Reproduce all the lines exactly as they stand, apart from the pictures.

═══ DATASET RECORDS ═══

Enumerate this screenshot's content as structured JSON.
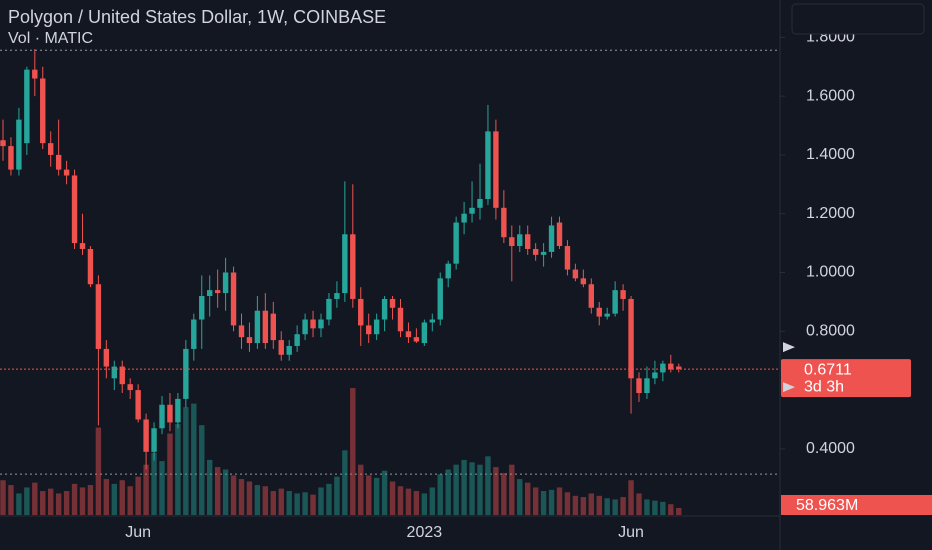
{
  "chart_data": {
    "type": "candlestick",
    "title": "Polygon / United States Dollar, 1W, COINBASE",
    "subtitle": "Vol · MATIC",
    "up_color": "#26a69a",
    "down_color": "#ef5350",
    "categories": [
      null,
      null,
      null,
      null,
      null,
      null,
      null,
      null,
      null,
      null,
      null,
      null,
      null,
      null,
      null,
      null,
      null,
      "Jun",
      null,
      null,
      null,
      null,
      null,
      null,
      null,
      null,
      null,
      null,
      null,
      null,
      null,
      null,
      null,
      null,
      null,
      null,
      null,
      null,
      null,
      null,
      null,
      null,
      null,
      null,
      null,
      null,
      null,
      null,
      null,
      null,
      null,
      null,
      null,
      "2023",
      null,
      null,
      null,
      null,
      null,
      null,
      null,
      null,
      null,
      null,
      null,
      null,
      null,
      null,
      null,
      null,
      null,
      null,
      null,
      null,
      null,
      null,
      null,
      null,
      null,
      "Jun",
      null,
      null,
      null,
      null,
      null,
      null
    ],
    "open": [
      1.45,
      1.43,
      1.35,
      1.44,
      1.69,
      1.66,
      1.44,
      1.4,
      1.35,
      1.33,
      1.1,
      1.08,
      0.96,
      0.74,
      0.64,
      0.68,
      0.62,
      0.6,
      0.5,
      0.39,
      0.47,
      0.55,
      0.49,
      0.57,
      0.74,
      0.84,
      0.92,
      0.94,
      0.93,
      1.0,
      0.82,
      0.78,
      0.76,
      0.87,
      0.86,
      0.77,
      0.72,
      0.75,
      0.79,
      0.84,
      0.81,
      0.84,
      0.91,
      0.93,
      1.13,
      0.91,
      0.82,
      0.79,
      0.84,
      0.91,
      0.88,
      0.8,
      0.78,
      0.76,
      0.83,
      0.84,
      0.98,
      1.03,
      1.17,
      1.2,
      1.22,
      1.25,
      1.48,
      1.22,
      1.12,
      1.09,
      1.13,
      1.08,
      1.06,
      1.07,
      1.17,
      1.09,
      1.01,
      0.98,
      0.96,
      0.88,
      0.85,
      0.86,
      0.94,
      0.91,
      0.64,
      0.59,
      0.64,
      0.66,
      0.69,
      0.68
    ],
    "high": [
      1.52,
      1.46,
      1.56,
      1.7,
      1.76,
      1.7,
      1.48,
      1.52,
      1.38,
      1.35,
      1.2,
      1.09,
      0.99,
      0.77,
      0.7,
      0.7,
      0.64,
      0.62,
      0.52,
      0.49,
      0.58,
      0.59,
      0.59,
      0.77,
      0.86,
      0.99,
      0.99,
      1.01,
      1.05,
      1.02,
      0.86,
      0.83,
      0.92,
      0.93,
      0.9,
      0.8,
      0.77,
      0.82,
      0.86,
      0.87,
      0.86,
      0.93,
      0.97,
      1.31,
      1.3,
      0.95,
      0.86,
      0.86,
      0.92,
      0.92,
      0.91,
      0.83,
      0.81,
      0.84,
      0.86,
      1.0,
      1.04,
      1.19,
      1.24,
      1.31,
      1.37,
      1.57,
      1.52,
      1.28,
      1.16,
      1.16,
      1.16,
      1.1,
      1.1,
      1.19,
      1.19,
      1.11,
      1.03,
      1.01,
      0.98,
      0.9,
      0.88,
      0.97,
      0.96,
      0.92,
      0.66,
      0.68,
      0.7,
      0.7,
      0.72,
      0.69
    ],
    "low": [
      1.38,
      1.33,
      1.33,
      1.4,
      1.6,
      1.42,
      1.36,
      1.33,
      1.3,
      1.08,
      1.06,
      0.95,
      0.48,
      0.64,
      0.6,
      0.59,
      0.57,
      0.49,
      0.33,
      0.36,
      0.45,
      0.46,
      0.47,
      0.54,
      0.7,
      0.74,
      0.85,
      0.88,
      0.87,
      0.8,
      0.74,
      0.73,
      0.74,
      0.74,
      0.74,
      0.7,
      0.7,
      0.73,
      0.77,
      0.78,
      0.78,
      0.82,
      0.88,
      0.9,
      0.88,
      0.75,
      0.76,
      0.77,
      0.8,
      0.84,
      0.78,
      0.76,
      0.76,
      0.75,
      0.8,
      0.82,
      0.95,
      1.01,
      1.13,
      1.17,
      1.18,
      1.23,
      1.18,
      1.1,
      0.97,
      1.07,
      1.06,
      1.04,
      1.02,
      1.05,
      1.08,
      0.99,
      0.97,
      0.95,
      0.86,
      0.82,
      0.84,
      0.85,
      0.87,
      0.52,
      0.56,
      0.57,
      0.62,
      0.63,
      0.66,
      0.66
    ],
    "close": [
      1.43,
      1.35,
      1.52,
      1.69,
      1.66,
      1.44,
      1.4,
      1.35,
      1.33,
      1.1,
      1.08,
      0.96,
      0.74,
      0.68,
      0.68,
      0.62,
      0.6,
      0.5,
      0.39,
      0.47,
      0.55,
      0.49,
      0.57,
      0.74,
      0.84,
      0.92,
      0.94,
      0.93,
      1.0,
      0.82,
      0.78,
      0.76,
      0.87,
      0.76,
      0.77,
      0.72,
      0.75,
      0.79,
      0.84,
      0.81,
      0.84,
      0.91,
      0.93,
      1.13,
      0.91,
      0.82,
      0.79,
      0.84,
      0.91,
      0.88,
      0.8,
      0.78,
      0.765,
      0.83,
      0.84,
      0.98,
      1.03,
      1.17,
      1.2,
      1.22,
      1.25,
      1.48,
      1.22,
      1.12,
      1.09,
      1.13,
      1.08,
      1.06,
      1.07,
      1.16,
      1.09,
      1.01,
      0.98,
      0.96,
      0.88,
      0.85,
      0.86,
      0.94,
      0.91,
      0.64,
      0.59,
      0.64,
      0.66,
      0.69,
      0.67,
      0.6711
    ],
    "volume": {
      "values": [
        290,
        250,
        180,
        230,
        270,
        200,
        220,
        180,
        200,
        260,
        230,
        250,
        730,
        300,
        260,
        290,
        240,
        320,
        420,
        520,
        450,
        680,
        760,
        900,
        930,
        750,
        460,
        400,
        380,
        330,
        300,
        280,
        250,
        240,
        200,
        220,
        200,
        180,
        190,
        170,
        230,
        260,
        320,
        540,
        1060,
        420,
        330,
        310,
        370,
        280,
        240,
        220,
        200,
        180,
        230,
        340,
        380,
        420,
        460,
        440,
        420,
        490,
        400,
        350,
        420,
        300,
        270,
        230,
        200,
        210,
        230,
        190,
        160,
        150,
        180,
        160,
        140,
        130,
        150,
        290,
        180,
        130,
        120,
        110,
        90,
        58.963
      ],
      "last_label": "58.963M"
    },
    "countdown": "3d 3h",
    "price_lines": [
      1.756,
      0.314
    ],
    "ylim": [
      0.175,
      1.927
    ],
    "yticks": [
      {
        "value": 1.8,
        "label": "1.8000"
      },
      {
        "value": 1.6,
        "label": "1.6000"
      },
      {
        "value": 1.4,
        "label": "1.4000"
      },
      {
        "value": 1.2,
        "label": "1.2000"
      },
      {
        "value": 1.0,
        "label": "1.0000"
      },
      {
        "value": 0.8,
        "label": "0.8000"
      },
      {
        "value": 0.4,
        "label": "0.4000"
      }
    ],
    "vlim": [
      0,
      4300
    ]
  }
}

═══

### RESULT OF THE TASK
Enumerate this screenshot's content as structured JSON.
{
  "chart_data": {
    "type": "candlestick",
    "title": "Polygon / United States Dollar, 1W, COINBASE",
    "subtitle": "Vol · MATIC",
    "up_color": "#26a69a",
    "down_color": "#ef5350",
    "categories": [
      null,
      null,
      null,
      null,
      null,
      null,
      null,
      null,
      null,
      null,
      null,
      null,
      null,
      null,
      null,
      null,
      null,
      "Jun",
      null,
      null,
      null,
      null,
      null,
      null,
      null,
      null,
      null,
      null,
      null,
      null,
      null,
      null,
      null,
      null,
      null,
      null,
      null,
      null,
      null,
      null,
      null,
      null,
      null,
      null,
      null,
      null,
      null,
      null,
      null,
      null,
      null,
      null,
      null,
      "2023",
      null,
      null,
      null,
      null,
      null,
      null,
      null,
      null,
      null,
      null,
      null,
      null,
      null,
      null,
      null,
      null,
      null,
      null,
      null,
      null,
      null,
      null,
      null,
      null,
      null,
      "Jun",
      null,
      null,
      null,
      null,
      null,
      null
    ],
    "open": [
      1.45,
      1.43,
      1.35,
      1.44,
      1.69,
      1.66,
      1.44,
      1.4,
      1.35,
      1.33,
      1.1,
      1.08,
      0.96,
      0.74,
      0.64,
      0.68,
      0.62,
      0.6,
      0.5,
      0.39,
      0.47,
      0.55,
      0.49,
      0.57,
      0.74,
      0.84,
      0.92,
      0.94,
      0.93,
      1.0,
      0.82,
      0.78,
      0.76,
      0.87,
      0.86,
      0.77,
      0.72,
      0.75,
      0.79,
      0.84,
      0.81,
      0.84,
      0.91,
      0.93,
      1.13,
      0.91,
      0.82,
      0.79,
      0.84,
      0.91,
      0.88,
      0.8,
      0.78,
      0.76,
      0.83,
      0.84,
      0.98,
      1.03,
      1.17,
      1.2,
      1.22,
      1.25,
      1.48,
      1.22,
      1.12,
      1.09,
      1.13,
      1.08,
      1.06,
      1.07,
      1.17,
      1.09,
      1.01,
      0.98,
      0.96,
      0.88,
      0.85,
      0.86,
      0.94,
      0.91,
      0.64,
      0.59,
      0.64,
      0.66,
      0.69,
      0.68
    ],
    "high": [
      1.52,
      1.46,
      1.56,
      1.7,
      1.76,
      1.7,
      1.48,
      1.52,
      1.38,
      1.35,
      1.2,
      1.09,
      0.99,
      0.77,
      0.7,
      0.7,
      0.64,
      0.62,
      0.52,
      0.49,
      0.58,
      0.59,
      0.59,
      0.77,
      0.86,
      0.99,
      0.99,
      1.01,
      1.05,
      1.02,
      0.86,
      0.83,
      0.92,
      0.93,
      0.9,
      0.8,
      0.77,
      0.82,
      0.86,
      0.87,
      0.86,
      0.93,
      0.97,
      1.31,
      1.3,
      0.95,
      0.86,
      0.86,
      0.92,
      0.92,
      0.91,
      0.83,
      0.81,
      0.84,
      0.86,
      1.0,
      1.04,
      1.19,
      1.24,
      1.31,
      1.37,
      1.57,
      1.52,
      1.28,
      1.16,
      1.16,
      1.16,
      1.1,
      1.1,
      1.19,
      1.19,
      1.11,
      1.03,
      1.01,
      0.98,
      0.9,
      0.88,
      0.97,
      0.96,
      0.92,
      0.66,
      0.68,
      0.7,
      0.7,
      0.72,
      0.69
    ],
    "low": [
      1.38,
      1.33,
      1.33,
      1.4,
      1.6,
      1.42,
      1.36,
      1.33,
      1.3,
      1.08,
      1.06,
      0.95,
      0.48,
      0.64,
      0.6,
      0.59,
      0.57,
      0.49,
      0.33,
      0.36,
      0.45,
      0.46,
      0.47,
      0.54,
      0.7,
      0.74,
      0.85,
      0.88,
      0.87,
      0.8,
      0.74,
      0.73,
      0.74,
      0.74,
      0.74,
      0.7,
      0.7,
      0.73,
      0.77,
      0.78,
      0.78,
      0.82,
      0.88,
      0.9,
      0.88,
      0.75,
      0.76,
      0.77,
      0.8,
      0.84,
      0.78,
      0.76,
      0.76,
      0.75,
      0.8,
      0.82,
      0.95,
      1.01,
      1.13,
      1.17,
      1.18,
      1.23,
      1.18,
      1.1,
      0.97,
      1.07,
      1.06,
      1.04,
      1.02,
      1.05,
      1.08,
      0.99,
      0.97,
      0.95,
      0.86,
      0.82,
      0.84,
      0.85,
      0.87,
      0.52,
      0.56,
      0.57,
      0.62,
      0.63,
      0.66,
      0.66
    ],
    "close": [
      1.43,
      1.35,
      1.52,
      1.69,
      1.66,
      1.44,
      1.4,
      1.35,
      1.33,
      1.1,
      1.08,
      0.96,
      0.74,
      0.68,
      0.68,
      0.62,
      0.6,
      0.5,
      0.39,
      0.47,
      0.55,
      0.49,
      0.57,
      0.74,
      0.84,
      0.92,
      0.94,
      0.93,
      1.0,
      0.82,
      0.78,
      0.76,
      0.87,
      0.76,
      0.77,
      0.72,
      0.75,
      0.79,
      0.84,
      0.81,
      0.84,
      0.91,
      0.93,
      1.13,
      0.91,
      0.82,
      0.79,
      0.84,
      0.91,
      0.88,
      0.8,
      0.78,
      0.765,
      0.83,
      0.84,
      0.98,
      1.03,
      1.17,
      1.2,
      1.22,
      1.25,
      1.48,
      1.22,
      1.12,
      1.09,
      1.13,
      1.08,
      1.06,
      1.07,
      1.16,
      1.09,
      1.01,
      0.98,
      0.96,
      0.88,
      0.85,
      0.86,
      0.94,
      0.91,
      0.64,
      0.59,
      0.64,
      0.66,
      0.69,
      0.67,
      0.6711
    ],
    "volume": {
      "values": [
        290,
        250,
        180,
        230,
        270,
        200,
        220,
        180,
        200,
        260,
        230,
        250,
        730,
        300,
        260,
        290,
        240,
        320,
        420,
        520,
        450,
        680,
        760,
        900,
        930,
        750,
        460,
        400,
        380,
        330,
        300,
        280,
        250,
        240,
        200,
        220,
        200,
        180,
        190,
        170,
        230,
        260,
        320,
        540,
        1060,
        420,
        330,
        310,
        370,
        280,
        240,
        220,
        200,
        180,
        230,
        340,
        380,
        420,
        460,
        440,
        420,
        490,
        400,
        350,
        420,
        300,
        270,
        230,
        200,
        210,
        230,
        190,
        160,
        150,
        180,
        160,
        140,
        130,
        150,
        290,
        180,
        130,
        120,
        110,
        90,
        58.963
      ],
      "last_label": "58.963M"
    },
    "countdown": "3d 3h",
    "price_lines": [
      1.756,
      0.314
    ],
    "ylim": [
      0.175,
      1.927
    ],
    "yticks": [
      {
        "value": 1.8,
        "label": "1.8000"
      },
      {
        "value": 1.6,
        "label": "1.6000"
      },
      {
        "value": 1.4,
        "label": "1.4000"
      },
      {
        "value": 1.2,
        "label": "1.2000"
      },
      {
        "value": 1.0,
        "label": "1.0000"
      },
      {
        "value": 0.8,
        "label": "0.8000"
      },
      {
        "value": 0.4,
        "label": "0.4000"
      }
    ],
    "vlim": [
      0,
      4300
    ]
  }
}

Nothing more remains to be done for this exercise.